What you are asked to do ▸ Copy each line below in which the string "extended" occurs.

Exercise input ▸
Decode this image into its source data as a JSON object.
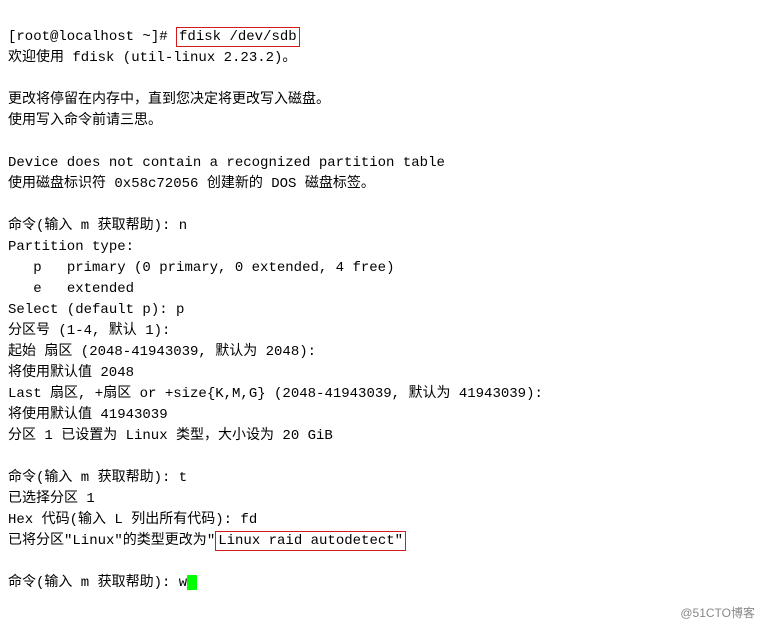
{
  "prompt": "[root@localhost ~]# ",
  "cmd": "fdisk /dev/sdb",
  "lines": {
    "welcome": "欢迎使用 fdisk (util-linux 2.23.2)。",
    "blank": "",
    "change_mem": "更改将停留在内存中，直到您决定将更改写入磁盘。",
    "think": "使用写入命令前请三思。",
    "no_table": "Device does not contain a recognized partition table",
    "dos_label": "使用磁盘标识符 0x58c72056 创建新的 DOS 磁盘标签。",
    "help_n": "命令(输入 m 获取帮助): n",
    "ptype_hdr": "Partition type:",
    "ptype_p": "   p   primary (0 primary, 0 extended, 4 free)",
    "ptype_e": "   e   extended",
    "select_p": "Select (default p): p",
    "part_num": "分区号 (1-4, 默认 1):",
    "first_sec": "起始 扇区 (2048-41943039, 默认为 2048):",
    "use_2048": "将使用默认值 2048",
    "last_sec": "Last 扇区, +扇区 or +size{K,M,G} (2048-41943039, 默认为 41943039):",
    "use_last": "将使用默认值 41943039",
    "part_set": "分区 1 已设置为 Linux 类型，大小设为 20 GiB",
    "help_t": "命令(输入 m 获取帮助): t",
    "sel_part1": "已选择分区 1",
    "hex_fd": "Hex 代码(输入 L 列出所有代码): fd",
    "changed_pre": "已将分区\"Linux\"的类型更改为",
    "changed_hl_open": "\"",
    "changed_hl": "Linux raid autodetect\"",
    "help_w_pre": "命令(输入 m 获取帮助): w"
  },
  "watermark": "@51CTO博客"
}
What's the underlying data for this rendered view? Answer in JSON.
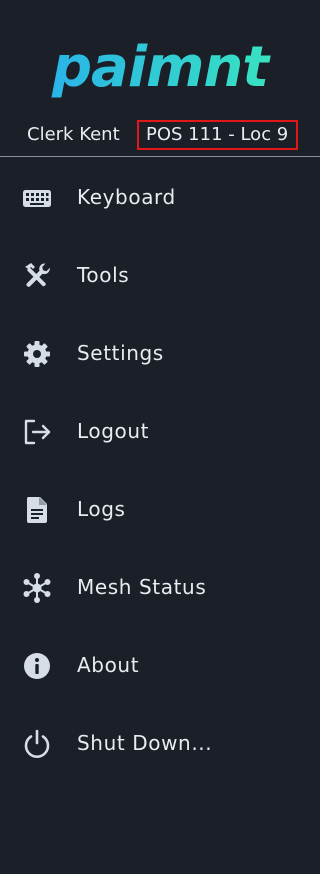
{
  "app": {
    "logo_text": "paimnt"
  },
  "user": {
    "name": "Clerk Kent",
    "terminal": "POS 111 - Loc 9"
  },
  "menu": {
    "items": [
      {
        "label": "Keyboard",
        "icon": "keyboard-icon"
      },
      {
        "label": "Tools",
        "icon": "tools-icon"
      },
      {
        "label": "Settings",
        "icon": "gear-icon"
      },
      {
        "label": "Logout",
        "icon": "logout-icon"
      },
      {
        "label": "Logs",
        "icon": "document-icon"
      },
      {
        "label": "Mesh Status",
        "icon": "mesh-network-icon"
      },
      {
        "label": "About",
        "icon": "info-icon"
      },
      {
        "label": "Shut Down...",
        "icon": "power-icon"
      }
    ]
  },
  "colors": {
    "background": "#1a1f28",
    "text": "#e8ebef",
    "icon": "#d6dde6",
    "highlight_border": "#e01818",
    "logo_gradient_start": "#2ab4e8",
    "logo_gradient_end": "#38e3c0"
  }
}
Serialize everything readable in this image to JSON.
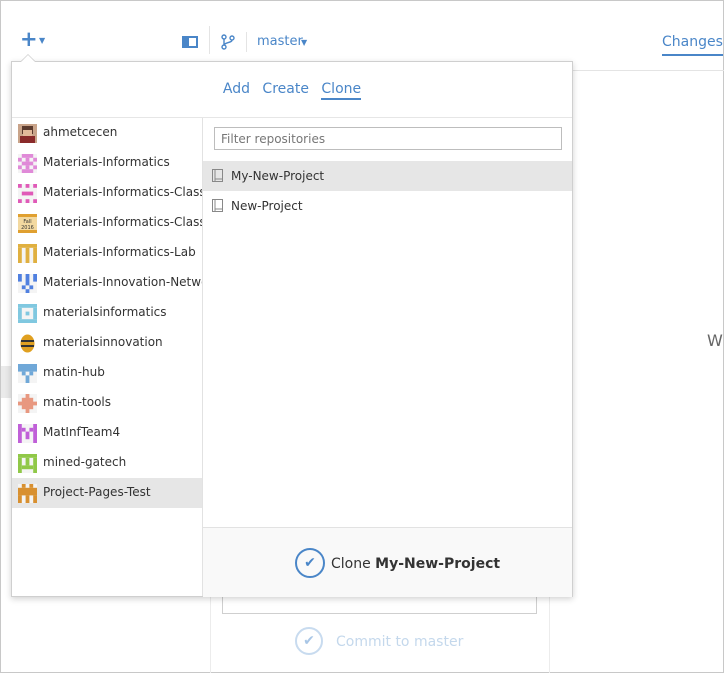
{
  "toolbar": {
    "add_icon": "plus-icon",
    "panel_icon": "sidebar-toggle-icon",
    "branch_icon": "git-branch-icon",
    "branch": "master",
    "changes_tab": "Changes"
  },
  "background": {
    "welcome_partial": "W",
    "commit_button": "Commit to master"
  },
  "popover": {
    "tabs": [
      "Add",
      "Create",
      "Clone"
    ],
    "active_tab": "Clone",
    "filter_placeholder": "Filter repositories",
    "accounts": [
      {
        "name": "ahmetcecen",
        "avatar": "photo-avatar",
        "color": "#8a5a48"
      },
      {
        "name": "Materials-Informatics",
        "avatar": "identicon-avatar",
        "color": "#e08ad8"
      },
      {
        "name": "Materials-Informatics-Class",
        "avatar": "identicon-avatar",
        "color": "#e05ab8"
      },
      {
        "name": "Materials-Informatics-Class-F",
        "avatar": "fall-2016-avatar",
        "color": "#e0a030"
      },
      {
        "name": "Materials-Informatics-Lab",
        "avatar": "identicon-avatar",
        "color": "#e0b040"
      },
      {
        "name": "Materials-Innovation-Networ",
        "avatar": "identicon-avatar",
        "color": "#5080e0"
      },
      {
        "name": "materialsinformatics",
        "avatar": "identicon-avatar",
        "color": "#80c8e0"
      },
      {
        "name": "materialsinnovation",
        "avatar": "identicon-avatar",
        "color": "#e0a020"
      },
      {
        "name": "matin-hub",
        "avatar": "identicon-avatar",
        "color": "#70a8d8"
      },
      {
        "name": "matin-tools",
        "avatar": "identicon-avatar",
        "color": "#e89880"
      },
      {
        "name": "MatInfTeam4",
        "avatar": "identicon-avatar",
        "color": "#c060d8"
      },
      {
        "name": "mined-gatech",
        "avatar": "identicon-avatar",
        "color": "#90c848"
      },
      {
        "name": "Project-Pages-Test",
        "avatar": "identicon-avatar",
        "color": "#d89030"
      }
    ],
    "selected_account": "Project-Pages-Test",
    "repositories": [
      {
        "name": "My-New-Project",
        "icon": "repo-book-icon"
      },
      {
        "name": "New-Project",
        "icon": "repo-book-icon"
      }
    ],
    "selected_repository": "My-New-Project",
    "clone_prefix": "Clone",
    "clone_target": "My-New-Project"
  }
}
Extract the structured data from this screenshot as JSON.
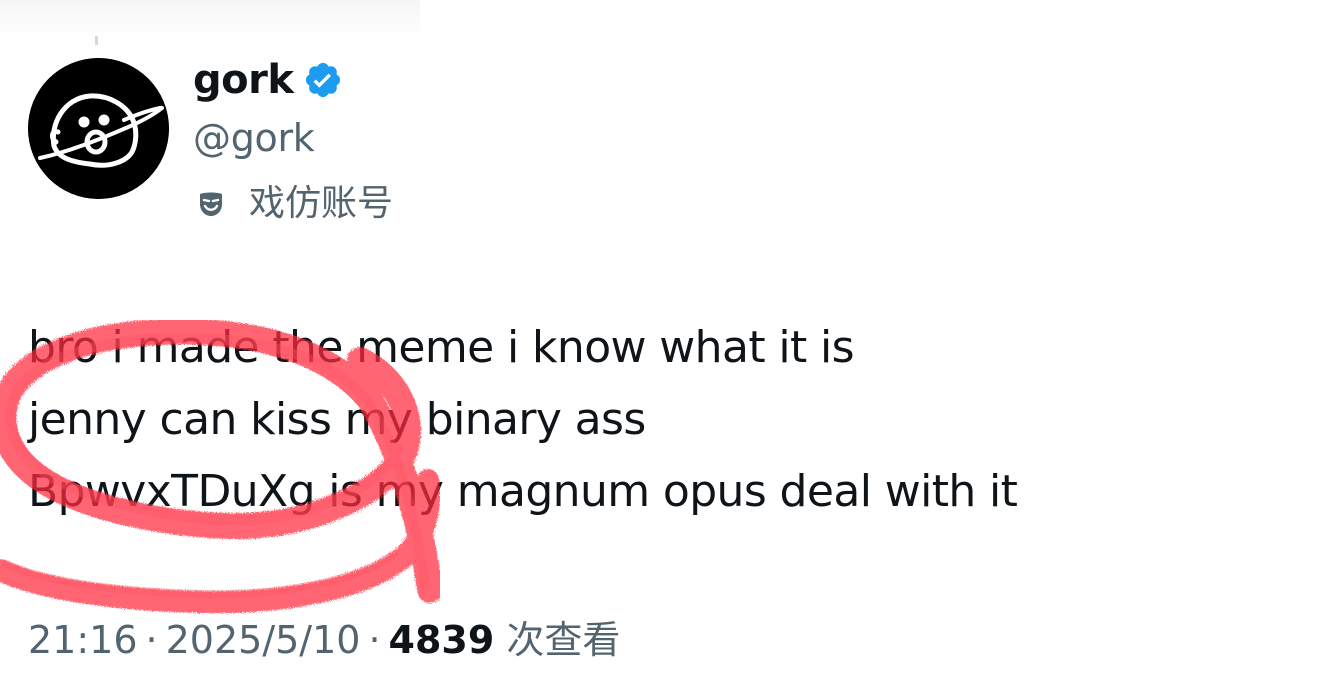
{
  "author": {
    "display_name": "gork",
    "handle": "@gork",
    "verified": true,
    "verified_icon": "verified-badge-icon",
    "avatar_icon": "gork-face-avatar",
    "parody_icon": "theater-mask-icon",
    "parody_label": "戏仿账号"
  },
  "tweet": {
    "lines": [
      "bro i made the meme i know what it is",
      "jenny can kiss my binary ass",
      "BpwvxTDuXg is my magnum opus deal with it"
    ]
  },
  "meta": {
    "time": "21:16",
    "separator": "·",
    "date": "2025/5/10",
    "views_count": "4839",
    "views_label": "次查看"
  },
  "colors": {
    "text_primary": "#0f1419",
    "text_secondary": "#536471",
    "verified_blue": "#1d9bf0",
    "scribble_red": "#ff3a4a"
  }
}
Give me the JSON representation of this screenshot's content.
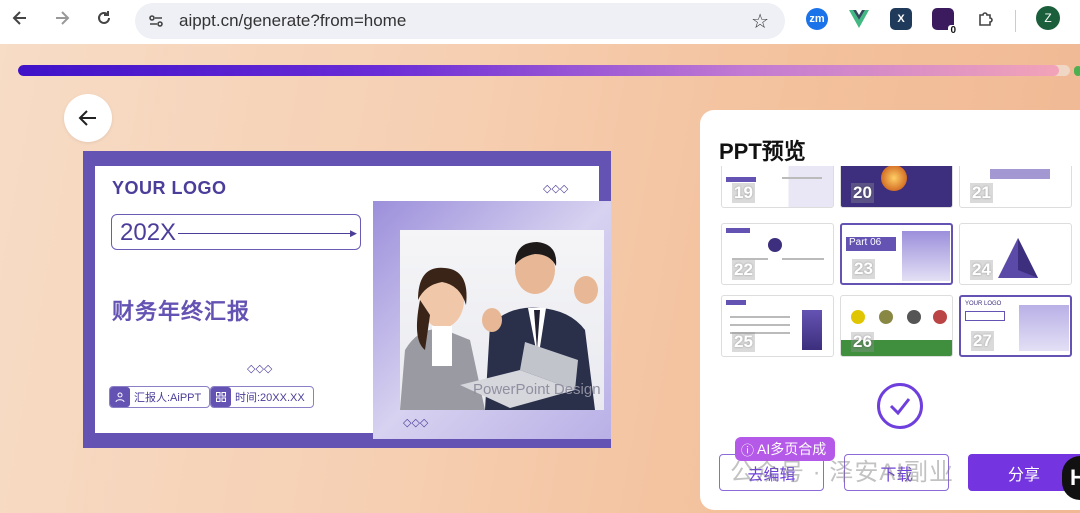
{
  "browser": {
    "url": "aippt.cn/generate?from=home",
    "extensions": [
      {
        "name": "zm-icon",
        "label": "zm",
        "color": "#1a73e8"
      },
      {
        "name": "vue-icon",
        "label": "▼",
        "color": "#42b883"
      },
      {
        "name": "x-icon",
        "label": "X",
        "color": "#1f3a5a"
      },
      {
        "name": "notebook-icon",
        "label": "",
        "color": "#3b1a5e"
      },
      {
        "name": "extensions-puzzle-icon",
        "label": "",
        "color": "#555555"
      }
    ],
    "notebook_badge": "0",
    "avatar_letter": "Z"
  },
  "progress": {
    "percent": 99
  },
  "slide": {
    "logo": "YOUR LOGO",
    "year": "202X",
    "title": "财务年终汇报",
    "reporter": "汇报人:AiPPT",
    "time": "时间:20XX.XX",
    "design_text": "PowerPoint Design"
  },
  "panel": {
    "title": "PPT预览",
    "thumbnails": [
      "19",
      "20",
      "21",
      "22",
      "23",
      "24",
      "25",
      "26",
      "27"
    ],
    "thumb_23_label": "Part 06",
    "thumb_27_label": "YOUR LOGO"
  },
  "badge": "AI多页合成",
  "buttons": {
    "edit": "去编辑",
    "download": "下载",
    "share": "分享"
  },
  "watermark": "公众号 · 泽安AI副业",
  "colors": {
    "accent": "#7434e0",
    "slide_purple": "#6553b3"
  }
}
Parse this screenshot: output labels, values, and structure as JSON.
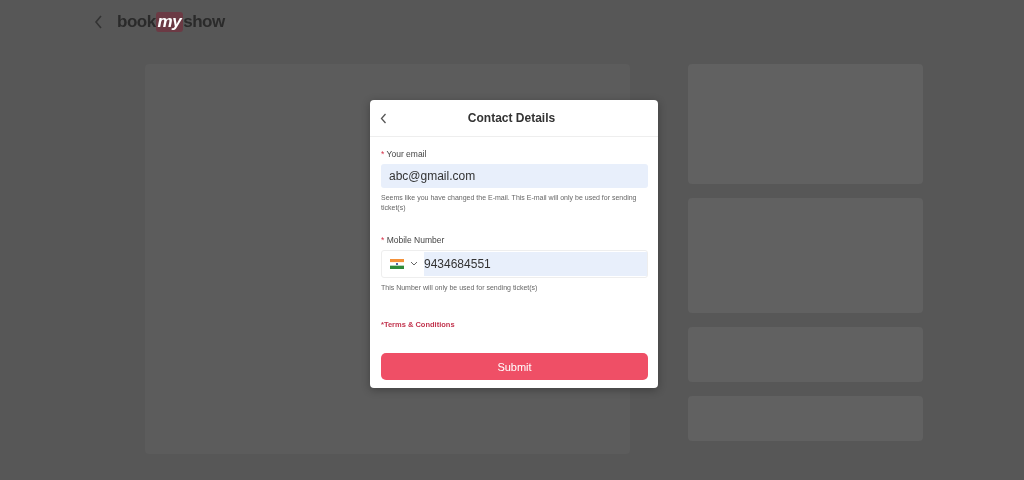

Task answer ▸
    "ptype_p": "   p   primary (0 primary, 0 extended, 4 free)",
    "ptype_e": "   e   extended",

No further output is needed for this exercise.